=== What you are asked to do ===
Print the entire listing. Each line must match the original exactly.

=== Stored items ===
[Start]
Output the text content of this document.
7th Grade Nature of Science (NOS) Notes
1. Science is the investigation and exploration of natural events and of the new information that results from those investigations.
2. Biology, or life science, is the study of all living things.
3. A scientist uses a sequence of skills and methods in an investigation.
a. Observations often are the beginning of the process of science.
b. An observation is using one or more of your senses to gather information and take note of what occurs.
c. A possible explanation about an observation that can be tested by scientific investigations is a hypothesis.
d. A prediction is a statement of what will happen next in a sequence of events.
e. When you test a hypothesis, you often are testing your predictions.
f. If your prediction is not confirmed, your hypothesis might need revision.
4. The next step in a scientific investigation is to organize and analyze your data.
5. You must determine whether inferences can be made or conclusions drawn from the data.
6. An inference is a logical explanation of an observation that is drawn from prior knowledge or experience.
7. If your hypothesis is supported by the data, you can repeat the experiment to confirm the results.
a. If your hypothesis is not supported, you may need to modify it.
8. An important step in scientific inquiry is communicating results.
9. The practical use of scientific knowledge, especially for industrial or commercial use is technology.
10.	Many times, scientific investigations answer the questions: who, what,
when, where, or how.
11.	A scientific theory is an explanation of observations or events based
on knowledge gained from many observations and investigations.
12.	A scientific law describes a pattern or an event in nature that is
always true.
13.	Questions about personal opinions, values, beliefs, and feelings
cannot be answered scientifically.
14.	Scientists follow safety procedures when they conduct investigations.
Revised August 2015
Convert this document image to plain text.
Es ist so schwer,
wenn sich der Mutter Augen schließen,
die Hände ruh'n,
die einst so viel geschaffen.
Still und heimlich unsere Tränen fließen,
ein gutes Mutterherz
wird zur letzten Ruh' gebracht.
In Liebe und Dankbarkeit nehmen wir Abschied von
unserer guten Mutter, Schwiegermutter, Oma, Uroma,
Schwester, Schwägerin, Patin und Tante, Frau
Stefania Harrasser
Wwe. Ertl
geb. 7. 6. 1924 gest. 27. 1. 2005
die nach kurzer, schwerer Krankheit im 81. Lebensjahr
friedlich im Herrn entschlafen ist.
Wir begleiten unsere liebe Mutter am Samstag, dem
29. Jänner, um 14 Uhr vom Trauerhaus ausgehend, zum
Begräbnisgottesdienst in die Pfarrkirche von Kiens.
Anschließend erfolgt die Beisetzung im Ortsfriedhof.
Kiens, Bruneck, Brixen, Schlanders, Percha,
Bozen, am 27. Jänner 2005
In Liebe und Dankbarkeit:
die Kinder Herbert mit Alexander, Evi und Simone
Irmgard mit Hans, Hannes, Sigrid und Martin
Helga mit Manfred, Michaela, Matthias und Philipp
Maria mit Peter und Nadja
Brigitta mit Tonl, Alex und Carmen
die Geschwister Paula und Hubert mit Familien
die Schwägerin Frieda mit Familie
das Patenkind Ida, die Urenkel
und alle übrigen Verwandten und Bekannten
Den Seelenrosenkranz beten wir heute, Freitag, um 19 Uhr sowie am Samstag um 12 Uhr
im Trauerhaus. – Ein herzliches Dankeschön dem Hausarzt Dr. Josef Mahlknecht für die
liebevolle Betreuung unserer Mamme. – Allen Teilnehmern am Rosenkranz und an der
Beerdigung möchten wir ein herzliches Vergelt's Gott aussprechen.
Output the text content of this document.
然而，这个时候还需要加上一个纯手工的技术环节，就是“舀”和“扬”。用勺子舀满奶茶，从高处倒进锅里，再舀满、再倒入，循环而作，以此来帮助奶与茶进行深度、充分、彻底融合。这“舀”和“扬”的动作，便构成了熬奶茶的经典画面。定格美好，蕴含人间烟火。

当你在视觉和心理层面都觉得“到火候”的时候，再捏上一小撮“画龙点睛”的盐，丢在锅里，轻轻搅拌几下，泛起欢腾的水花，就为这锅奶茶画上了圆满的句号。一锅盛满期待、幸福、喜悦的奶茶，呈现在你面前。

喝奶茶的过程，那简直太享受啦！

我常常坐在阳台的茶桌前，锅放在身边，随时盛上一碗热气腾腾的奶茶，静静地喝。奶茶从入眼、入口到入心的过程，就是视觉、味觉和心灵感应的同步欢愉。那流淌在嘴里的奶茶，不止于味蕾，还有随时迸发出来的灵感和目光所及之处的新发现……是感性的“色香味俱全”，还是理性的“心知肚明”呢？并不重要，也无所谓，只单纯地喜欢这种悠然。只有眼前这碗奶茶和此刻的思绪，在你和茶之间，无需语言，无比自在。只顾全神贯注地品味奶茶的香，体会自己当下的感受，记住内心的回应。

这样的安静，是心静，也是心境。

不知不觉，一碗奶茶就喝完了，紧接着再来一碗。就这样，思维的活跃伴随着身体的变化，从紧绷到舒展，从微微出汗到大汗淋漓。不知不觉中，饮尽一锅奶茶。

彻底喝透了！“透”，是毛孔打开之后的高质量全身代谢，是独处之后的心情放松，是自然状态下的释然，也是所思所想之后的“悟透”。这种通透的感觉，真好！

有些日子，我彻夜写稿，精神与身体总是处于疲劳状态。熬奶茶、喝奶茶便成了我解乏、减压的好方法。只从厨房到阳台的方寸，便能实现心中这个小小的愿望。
[End]
=== Output of the exercise ===
Output the text content of this document.
7th Grade Nature of Science (NOS) Notes
1. Science is the investigation and exploration of natural events and of the new information that results from those investigations.
2. Biology, or life science, is the study of all living things.
3. A scientist uses a sequence of skills and methods in an investigation.
a. Observations often are the beginning of the process of science.
b. An observation is using one or more of your senses to gather information and take note of what occurs.
c. A possible explanation about an observation that can be tested by scientific investigations is a hypothesis.
d. A prediction is a statement of what will happen next in a sequence of events.
e. When you test a hypothesis, you often are testing your predictions.
f. If your prediction is not confirmed, your hypothesis might need revision.
4. The next step in a scientific investigation is to organize and analyze your data.
5. You must determine whether inferences can be made or conclusions drawn from the data.
6. An inference is a logical explanation of an observation that is drawn from prior knowledge or experience.
7. If your hypothesis is supported by the data, you can repeat the experiment to confirm the results.
a. If your hypothesis is not supported, you may need to modify it.
8. An important step in scientific inquiry is communicating results.
9. The practical use of scientific knowledge, especially for industrial or commercial use is technology.
10.	Many times, scientific investigations answer the questions: who, what,
when, where, or how.
11.	A scientific theory is an explanation of observations or events based
on knowledge gained from many observations and investigations.
12.	A scientific law describes a pattern or an event in nature that is
always true.
13.	Questions about personal opinions, values, beliefs, and feelings
cannot be answered scientifically.
14.	Scientists follow safety procedures when they conduct investigations.
Revised August 2015
Convert this document image to plain text.
Es ist so schwer,
wenn sich der Mutter Augen schließen,
die Hände ruh'n,
die einst so viel geschaffen.
Still und heimlich unsere Tränen fließen,
ein gutes Mutterherz
wird zur letzten Ruh' gebracht.
In Liebe und Dankbarkeit nehmen wir Abschied von
unserer guten Mutter, Schwiegermutter, Oma, Uroma,
Schwester, Schwägerin, Patin und Tante, Frau
Stefania Harrasser
Wwe. Ertl
geb. 7. 6. 1924 gest. 27. 1. 2005
die nach kurzer, schwerer Krankheit im 81. Lebensjahr
friedlich im Herrn entschlafen ist.
Wir begleiten unsere liebe Mutter am Samstag, dem
29. Jänner, um 14 Uhr vom Trauerhaus ausgehend, zum
Begräbnisgottesdienst in die Pfarrkirche von Kiens.
Anschließend erfolgt die Beisetzung im Ortsfriedhof.
Kiens, Bruneck, Brixen, Schlanders, Percha,
Bozen, am 27. Jänner 2005
In Liebe und Dankbarkeit:
die Kinder Herbert mit Alexander, Evi und Simone
Irmgard mit Hans, Hannes, Sigrid und Martin
Helga mit Manfred, Michaela, Matthias und Philipp
Maria mit Peter und Nadja
Brigitta mit Tonl, Alex und Carmen
die Geschwister Paula und Hubert mit Familien
die Schwägerin Frieda mit Familie
das Patenkind Ida, die Urenkel
und alle übrigen Verwandten und Bekannten
Den Seelenrosenkranz beten wir heute, Freitag, um 19 Uhr sowie am Samstag um 12 Uhr
im Trauerhaus. – Ein herzliches Dankeschön dem Hausarzt Dr. Josef Mahlknecht für die
liebevolle Betreuung unserer Mamme. – Allen Teilnehmern am Rosenkranz und an der
Beerdigung möchten wir ein herzliches Vergelt's Gott aussprechen.
Output the text content of this document.
然而，这个时候还需要加上一个纯手工的技术环节，就是“舀”和“扬”。用勺子舀满奶茶，从高处倒进锅里，再舀满、再倒入，循环而作，以此来帮助奶与茶进行深度、充分、彻底融合。这“舀”和“扬”的动作，便构成了熬奶茶的经典画面。定格美好，蕴含人间烟火。

当你在视觉和心理层面都觉得“到火候”的时候，再捏上一小撮“画龙点睛”的盐，丢在锅里，轻轻搅拌几下，泛起欢腾的水花，就为这锅奶茶画上了圆满的句号。一锅盛满期待、幸福、喜悦的奶茶，呈现在你面前。

喝奶茶的过程，那简直太享受啦！

我常常坐在阳台的茶桌前，锅放在身边，随时盛上一碗热气腾腾的奶茶，静静地喝。奶茶从入眼、入口到入心的过程，就是视觉、味觉和心灵感应的同步欢愉。那流淌在嘴里的奶茶，不止于味蕾，还有随时迸发出来的灵感和目光所及之处的新发现……是感性的“色香味俱全”，还是理性的“心知肚明”呢？并不重要，也无所谓，只单纯地喜欢这种悠然。只有眼前这碗奶茶和此刻的思绪，在你和茶之间，无需语言，无比自在。只顾全神贯注地品味奶茶的香，体会自己当下的感受，记住内心的回应。

这样的安静，是心静，也是心境。

不知不觉，一碗奶茶就喝完了，紧接着再来一碗。就这样，思维的活跃伴随着身体的变化，从紧绷到舒展，从微微出汗到大汗淋漓。不知不觉中，饮尽一锅奶茶。

彻底喝透了！“透”，是毛孔打开之后的高质量全身代谢，是独处之后的心情放松，是自然状态下的释然，也是所思所想之后的“悟透”。这种通透的感觉，真好！

有些日子，我彻夜写稿，精神与身体总是处于疲劳状态。熬奶茶、喝奶茶便成了我解乏、减压的好方法。只从厨房到阳台的方寸，便能实现心中这个小小的愿望。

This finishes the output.